▸ Your goal: Copy out the data below verbatim.

▸ Given records:
---+---
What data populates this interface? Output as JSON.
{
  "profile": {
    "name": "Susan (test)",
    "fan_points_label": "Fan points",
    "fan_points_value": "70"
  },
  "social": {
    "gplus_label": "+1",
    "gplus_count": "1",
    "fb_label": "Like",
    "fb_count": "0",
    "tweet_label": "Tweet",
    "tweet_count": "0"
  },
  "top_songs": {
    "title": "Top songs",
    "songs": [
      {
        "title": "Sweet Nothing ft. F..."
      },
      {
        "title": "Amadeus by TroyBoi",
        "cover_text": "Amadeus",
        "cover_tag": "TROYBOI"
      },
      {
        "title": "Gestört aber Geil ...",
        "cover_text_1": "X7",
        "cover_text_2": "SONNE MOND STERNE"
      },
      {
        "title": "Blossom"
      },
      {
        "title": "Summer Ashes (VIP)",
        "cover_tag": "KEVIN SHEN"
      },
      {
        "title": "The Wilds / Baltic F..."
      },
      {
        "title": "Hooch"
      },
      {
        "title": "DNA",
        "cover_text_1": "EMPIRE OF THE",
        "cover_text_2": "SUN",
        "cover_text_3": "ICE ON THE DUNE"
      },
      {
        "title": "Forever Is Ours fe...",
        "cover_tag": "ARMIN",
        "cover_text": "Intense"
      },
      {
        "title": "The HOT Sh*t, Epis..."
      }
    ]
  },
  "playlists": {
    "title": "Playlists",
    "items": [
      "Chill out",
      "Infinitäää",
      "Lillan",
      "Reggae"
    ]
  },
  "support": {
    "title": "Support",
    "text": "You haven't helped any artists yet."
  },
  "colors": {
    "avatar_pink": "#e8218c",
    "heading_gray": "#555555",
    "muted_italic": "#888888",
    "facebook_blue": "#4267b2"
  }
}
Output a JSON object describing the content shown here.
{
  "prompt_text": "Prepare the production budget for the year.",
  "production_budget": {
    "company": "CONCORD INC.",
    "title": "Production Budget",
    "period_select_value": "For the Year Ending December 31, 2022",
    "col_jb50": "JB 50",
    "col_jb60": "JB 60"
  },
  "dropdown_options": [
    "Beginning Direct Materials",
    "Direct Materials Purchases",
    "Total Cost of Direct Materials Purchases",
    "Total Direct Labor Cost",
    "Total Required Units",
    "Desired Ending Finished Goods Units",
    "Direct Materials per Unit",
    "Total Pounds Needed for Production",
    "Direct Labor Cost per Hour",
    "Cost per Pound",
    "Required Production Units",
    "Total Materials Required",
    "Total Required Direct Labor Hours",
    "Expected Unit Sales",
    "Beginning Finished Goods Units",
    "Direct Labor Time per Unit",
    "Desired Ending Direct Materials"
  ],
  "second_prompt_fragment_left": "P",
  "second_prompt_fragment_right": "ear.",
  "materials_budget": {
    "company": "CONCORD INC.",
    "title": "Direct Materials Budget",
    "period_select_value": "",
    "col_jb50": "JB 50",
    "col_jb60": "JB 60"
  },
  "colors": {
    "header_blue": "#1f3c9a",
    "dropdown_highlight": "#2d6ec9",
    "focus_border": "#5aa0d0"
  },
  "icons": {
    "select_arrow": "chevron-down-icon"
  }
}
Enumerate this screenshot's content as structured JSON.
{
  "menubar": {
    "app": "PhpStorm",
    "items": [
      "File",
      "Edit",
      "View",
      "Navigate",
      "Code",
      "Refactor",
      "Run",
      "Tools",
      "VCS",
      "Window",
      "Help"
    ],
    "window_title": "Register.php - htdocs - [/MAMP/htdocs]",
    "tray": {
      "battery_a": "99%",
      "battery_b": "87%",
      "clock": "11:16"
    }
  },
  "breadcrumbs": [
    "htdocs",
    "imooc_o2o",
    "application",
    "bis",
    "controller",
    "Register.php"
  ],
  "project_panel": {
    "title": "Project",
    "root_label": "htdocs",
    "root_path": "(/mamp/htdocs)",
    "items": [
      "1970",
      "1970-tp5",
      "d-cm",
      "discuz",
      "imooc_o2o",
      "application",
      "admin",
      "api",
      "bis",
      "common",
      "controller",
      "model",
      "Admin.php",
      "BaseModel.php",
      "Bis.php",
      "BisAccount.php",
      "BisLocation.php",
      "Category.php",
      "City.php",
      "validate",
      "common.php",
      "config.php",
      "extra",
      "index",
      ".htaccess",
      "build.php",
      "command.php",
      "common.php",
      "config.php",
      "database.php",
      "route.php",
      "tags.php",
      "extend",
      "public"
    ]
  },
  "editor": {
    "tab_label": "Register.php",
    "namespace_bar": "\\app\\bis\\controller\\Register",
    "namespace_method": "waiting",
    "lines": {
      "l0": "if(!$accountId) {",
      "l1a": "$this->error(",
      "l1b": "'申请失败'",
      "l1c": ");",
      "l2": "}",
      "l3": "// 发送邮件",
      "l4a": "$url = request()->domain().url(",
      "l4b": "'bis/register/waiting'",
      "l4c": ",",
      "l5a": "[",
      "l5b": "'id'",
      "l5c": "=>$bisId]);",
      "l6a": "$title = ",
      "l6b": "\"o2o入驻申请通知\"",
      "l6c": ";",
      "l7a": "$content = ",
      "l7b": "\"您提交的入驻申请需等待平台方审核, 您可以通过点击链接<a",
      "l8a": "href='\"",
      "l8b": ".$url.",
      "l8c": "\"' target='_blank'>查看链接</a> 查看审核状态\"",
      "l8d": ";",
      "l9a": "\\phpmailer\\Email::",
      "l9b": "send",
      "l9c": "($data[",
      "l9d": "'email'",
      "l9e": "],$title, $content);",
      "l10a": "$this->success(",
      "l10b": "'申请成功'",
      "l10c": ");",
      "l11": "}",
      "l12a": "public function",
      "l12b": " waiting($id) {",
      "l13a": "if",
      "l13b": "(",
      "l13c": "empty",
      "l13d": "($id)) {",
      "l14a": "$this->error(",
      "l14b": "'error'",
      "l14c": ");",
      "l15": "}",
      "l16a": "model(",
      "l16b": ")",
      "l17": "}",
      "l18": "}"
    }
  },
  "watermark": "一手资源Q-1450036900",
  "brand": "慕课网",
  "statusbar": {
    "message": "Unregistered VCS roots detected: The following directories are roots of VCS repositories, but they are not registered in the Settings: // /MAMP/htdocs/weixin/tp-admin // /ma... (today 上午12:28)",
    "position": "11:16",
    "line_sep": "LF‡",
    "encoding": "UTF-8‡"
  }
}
---+---
▸ Response below:
What data populates this interface? Output as JSON.
{
  "profile": {
    "name": "Susan (test)",
    "fan_points_label": "Fan points",
    "fan_points_value": "70"
  },
  "social": {
    "gplus_label": "+1",
    "gplus_count": "1",
    "fb_label": "Like",
    "fb_count": "0",
    "tweet_label": "Tweet",
    "tweet_count": "0"
  },
  "top_songs": {
    "title": "Top songs",
    "songs": [
      {
        "title": "Sweet Nothing ft. F..."
      },
      {
        "title": "Amadeus by TroyBoi",
        "cover_text": "Amadeus",
        "cover_tag": "TROYBOI"
      },
      {
        "title": "Gestört aber Geil ...",
        "cover_text_1": "X7",
        "cover_text_2": "SONNE MOND STERNE"
      },
      {
        "title": "Blossom"
      },
      {
        "title": "Summer Ashes (VIP)",
        "cover_tag": "KEVIN SHEN"
      },
      {
        "title": "The Wilds / Baltic F..."
      },
      {
        "title": "Hooch"
      },
      {
        "title": "DNA",
        "cover_text_1": "EMPIRE OF THE",
        "cover_text_2": "SUN",
        "cover_text_3": "ICE ON THE DUNE"
      },
      {
        "title": "Forever Is Ours fe...",
        "cover_tag": "ARMIN",
        "cover_text": "Intense"
      },
      {
        "title": "The HOT Sh*t, Epis..."
      }
    ]
  },
  "playlists": {
    "title": "Playlists",
    "items": [
      "Chill out",
      "Infinitäää",
      "Lillan",
      "Reggae"
    ]
  },
  "support": {
    "title": "Support",
    "text": "You haven't helped any artists yet."
  },
  "colors": {
    "avatar_pink": "#e8218c",
    "heading_gray": "#555555",
    "muted_italic": "#888888",
    "facebook_blue": "#4267b2"
  }
}
Output a JSON object describing the content shown here.
{
  "prompt_text": "Prepare the production budget for the year.",
  "production_budget": {
    "company": "CONCORD INC.",
    "title": "Production Budget",
    "period_select_value": "For the Year Ending December 31, 2022",
    "col_jb50": "JB 50",
    "col_jb60": "JB 60"
  },
  "dropdown_options": [
    "Beginning Direct Materials",
    "Direct Materials Purchases",
    "Total Cost of Direct Materials Purchases",
    "Total Direct Labor Cost",
    "Total Required Units",
    "Desired Ending Finished Goods Units",
    "Direct Materials per Unit",
    "Total Pounds Needed for Production",
    "Direct Labor Cost per Hour",
    "Cost per Pound",
    "Required Production Units",
    "Total Materials Required",
    "Total Required Direct Labor Hours",
    "Expected Unit Sales",
    "Beginning Finished Goods Units",
    "Direct Labor Time per Unit",
    "Desired Ending Direct Materials"
  ],
  "second_prompt_fragment_left": "P",
  "second_prompt_fragment_right": "ear.",
  "materials_budget": {
    "company": "CONCORD INC.",
    "title": "Direct Materials Budget",
    "period_select_value": "",
    "col_jb50": "JB 50",
    "col_jb60": "JB 60"
  },
  "colors": {
    "header_blue": "#1f3c9a",
    "dropdown_highlight": "#2d6ec9",
    "focus_border": "#5aa0d0"
  },
  "icons": {
    "select_arrow": "chevron-down-icon"
  }
}
Enumerate this screenshot's content as structured JSON.
{
  "menubar": {
    "app": "PhpStorm",
    "items": [
      "File",
      "Edit",
      "View",
      "Navigate",
      "Code",
      "Refactor",
      "Run",
      "Tools",
      "VCS",
      "Window",
      "Help"
    ],
    "window_title": "Register.php - htdocs - [/MAMP/htdocs]",
    "tray": {
      "battery_a": "99%",
      "battery_b": "87%",
      "clock": "11:16"
    }
  },
  "breadcrumbs": [
    "htdocs",
    "imooc_o2o",
    "application",
    "bis",
    "controller",
    "Register.php"
  ],
  "project_panel": {
    "title": "Project",
    "root_label": "htdocs",
    "root_path": "(/mamp/htdocs)",
    "items": [
      "1970",
      "1970-tp5",
      "d-cm",
      "discuz",
      "imooc_o2o",
      "application",
      "admin",
      "api",
      "bis",
      "common",
      "controller",
      "model",
      "Admin.php",
      "BaseModel.php",
      "Bis.php",
      "BisAccount.php",
      "BisLocation.php",
      "Category.php",
      "City.php",
      "validate",
      "common.php",
      "config.php",
      "extra",
      "index",
      ".htaccess",
      "build.php",
      "command.php",
      "common.php",
      "config.php",
      "database.php",
      "route.php",
      "tags.php",
      "extend",
      "public"
    ]
  },
  "editor": {
    "tab_label": "Register.php",
    "namespace_bar": "\\app\\bis\\controller\\Register",
    "namespace_method": "waiting",
    "lines": {
      "l0": "if(!$accountId) {",
      "l1a": "$this->error(",
      "l1b": "'申请失败'",
      "l1c": ");",
      "l2": "}",
      "l3": "// 发送邮件",
      "l4a": "$url = request()->domain().url(",
      "l4b": "'bis/register/waiting'",
      "l4c": ",",
      "l5a": "[",
      "l5b": "'id'",
      "l5c": "=>$bisId]);",
      "l6a": "$title = ",
      "l6b": "\"o2o入驻申请通知\"",
      "l6c": ";",
      "l7a": "$content = ",
      "l7b": "\"您提交的入驻申请需等待平台方审核, 您可以通过点击链接<a",
      "l8a": "href='\"",
      "l8b": ".$url.",
      "l8c": "\"' target='_blank'>查看链接</a> 查看审核状态\"",
      "l8d": ";",
      "l9a": "\\phpmailer\\Email::",
      "l9b": "send",
      "l9c": "($data[",
      "l9d": "'email'",
      "l9e": "],$title, $content);",
      "l10a": "$this->success(",
      "l10b": "'申请成功'",
      "l10c": ");",
      "l11": "}",
      "l12a": "public function",
      "l12b": " waiting($id) {",
      "l13a": "if",
      "l13b": "(",
      "l13c": "empty",
      "l13d": "($id)) {",
      "l14a": "$this->error(",
      "l14b": "'error'",
      "l14c": ");",
      "l15": "}",
      "l16a": "model(",
      "l16b": ")",
      "l17": "}",
      "l18": "}"
    }
  },
  "watermark": "一手资源Q-1450036900",
  "brand": "慕课网",
  "statusbar": {
    "message": "Unregistered VCS roots detected: The following directories are roots of VCS repositories, but they are not registered in the Settings: // /MAMP/htdocs/weixin/tp-admin // /ma... (today 上午12:28)",
    "position": "11:16",
    "line_sep": "LF‡",
    "encoding": "UTF-8‡"
  }
}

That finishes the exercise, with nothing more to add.